## START DATA TO PROCESS
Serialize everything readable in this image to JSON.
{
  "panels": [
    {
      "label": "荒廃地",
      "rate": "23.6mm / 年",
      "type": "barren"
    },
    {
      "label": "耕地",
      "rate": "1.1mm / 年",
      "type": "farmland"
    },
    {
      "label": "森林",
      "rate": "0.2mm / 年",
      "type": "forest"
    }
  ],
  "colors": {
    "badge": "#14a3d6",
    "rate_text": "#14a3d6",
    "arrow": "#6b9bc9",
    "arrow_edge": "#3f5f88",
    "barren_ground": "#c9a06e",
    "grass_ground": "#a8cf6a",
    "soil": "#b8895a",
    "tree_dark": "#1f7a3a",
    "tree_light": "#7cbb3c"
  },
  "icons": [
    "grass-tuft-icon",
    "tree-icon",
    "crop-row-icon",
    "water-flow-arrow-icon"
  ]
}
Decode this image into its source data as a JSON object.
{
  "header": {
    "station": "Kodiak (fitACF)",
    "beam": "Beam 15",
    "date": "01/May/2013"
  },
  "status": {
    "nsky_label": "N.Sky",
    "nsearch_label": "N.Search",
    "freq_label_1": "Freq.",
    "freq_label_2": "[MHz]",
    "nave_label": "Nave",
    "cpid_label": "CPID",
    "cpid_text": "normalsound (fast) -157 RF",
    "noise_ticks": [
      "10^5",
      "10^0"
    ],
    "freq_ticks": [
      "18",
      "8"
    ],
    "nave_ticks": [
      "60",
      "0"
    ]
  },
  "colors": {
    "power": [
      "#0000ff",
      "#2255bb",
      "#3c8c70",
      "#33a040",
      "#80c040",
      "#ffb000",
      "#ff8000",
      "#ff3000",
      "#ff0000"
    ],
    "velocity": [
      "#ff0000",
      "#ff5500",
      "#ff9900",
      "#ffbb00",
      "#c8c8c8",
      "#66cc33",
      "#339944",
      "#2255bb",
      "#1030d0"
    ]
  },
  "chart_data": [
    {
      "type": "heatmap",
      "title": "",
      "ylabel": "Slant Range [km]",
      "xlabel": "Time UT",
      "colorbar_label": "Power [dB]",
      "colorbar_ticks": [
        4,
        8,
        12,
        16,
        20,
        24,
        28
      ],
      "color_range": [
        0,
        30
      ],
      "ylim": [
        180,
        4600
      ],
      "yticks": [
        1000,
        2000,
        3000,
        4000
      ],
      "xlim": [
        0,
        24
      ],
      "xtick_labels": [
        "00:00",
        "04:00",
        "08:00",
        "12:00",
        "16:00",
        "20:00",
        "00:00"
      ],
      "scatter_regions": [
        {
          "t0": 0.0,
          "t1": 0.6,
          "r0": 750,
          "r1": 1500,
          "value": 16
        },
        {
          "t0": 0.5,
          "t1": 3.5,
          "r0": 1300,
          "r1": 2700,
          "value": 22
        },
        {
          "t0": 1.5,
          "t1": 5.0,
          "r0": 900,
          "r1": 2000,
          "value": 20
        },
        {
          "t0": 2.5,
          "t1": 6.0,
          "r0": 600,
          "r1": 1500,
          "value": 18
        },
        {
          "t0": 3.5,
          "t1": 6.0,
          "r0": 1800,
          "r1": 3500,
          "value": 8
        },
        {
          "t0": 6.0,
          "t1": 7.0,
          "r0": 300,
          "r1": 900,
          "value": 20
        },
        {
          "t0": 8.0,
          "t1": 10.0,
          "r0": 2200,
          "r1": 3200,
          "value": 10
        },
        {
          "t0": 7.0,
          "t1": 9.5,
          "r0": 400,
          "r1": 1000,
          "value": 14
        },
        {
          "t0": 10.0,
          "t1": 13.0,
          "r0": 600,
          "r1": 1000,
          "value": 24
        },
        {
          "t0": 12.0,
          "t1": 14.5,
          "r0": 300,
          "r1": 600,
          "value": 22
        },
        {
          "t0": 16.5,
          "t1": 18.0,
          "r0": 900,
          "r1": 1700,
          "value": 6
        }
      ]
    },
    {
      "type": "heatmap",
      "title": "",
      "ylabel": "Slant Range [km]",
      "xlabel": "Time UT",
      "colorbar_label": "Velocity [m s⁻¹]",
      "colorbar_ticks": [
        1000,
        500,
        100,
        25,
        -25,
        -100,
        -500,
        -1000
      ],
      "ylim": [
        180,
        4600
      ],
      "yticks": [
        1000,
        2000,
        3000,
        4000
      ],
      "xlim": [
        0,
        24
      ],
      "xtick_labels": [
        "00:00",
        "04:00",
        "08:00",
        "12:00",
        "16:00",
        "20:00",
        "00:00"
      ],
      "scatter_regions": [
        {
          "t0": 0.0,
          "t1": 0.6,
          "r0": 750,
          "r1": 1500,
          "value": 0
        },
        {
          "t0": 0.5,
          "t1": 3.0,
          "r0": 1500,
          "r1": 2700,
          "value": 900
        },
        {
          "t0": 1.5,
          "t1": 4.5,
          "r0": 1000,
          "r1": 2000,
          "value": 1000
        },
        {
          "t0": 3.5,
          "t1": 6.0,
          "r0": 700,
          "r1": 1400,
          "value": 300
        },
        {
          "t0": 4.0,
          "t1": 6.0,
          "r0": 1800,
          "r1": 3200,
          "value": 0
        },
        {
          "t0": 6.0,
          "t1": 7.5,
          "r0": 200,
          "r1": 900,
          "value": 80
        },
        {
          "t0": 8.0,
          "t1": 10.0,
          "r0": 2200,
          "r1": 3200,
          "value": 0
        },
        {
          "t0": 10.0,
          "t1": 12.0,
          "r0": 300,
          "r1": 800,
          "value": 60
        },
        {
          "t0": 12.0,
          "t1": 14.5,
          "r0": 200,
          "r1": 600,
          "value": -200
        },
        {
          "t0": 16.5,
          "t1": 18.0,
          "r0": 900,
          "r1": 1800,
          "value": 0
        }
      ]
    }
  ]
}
## END DATA TO PROCESS
__TASK TO COMPLETE__:
Using the listing above, locate the lines that hold "image" and copy each one.

__CORRECT RESPONSE__:
Serialize everything readable in this image to JSON.
Decode this image into its source data as a JSON object.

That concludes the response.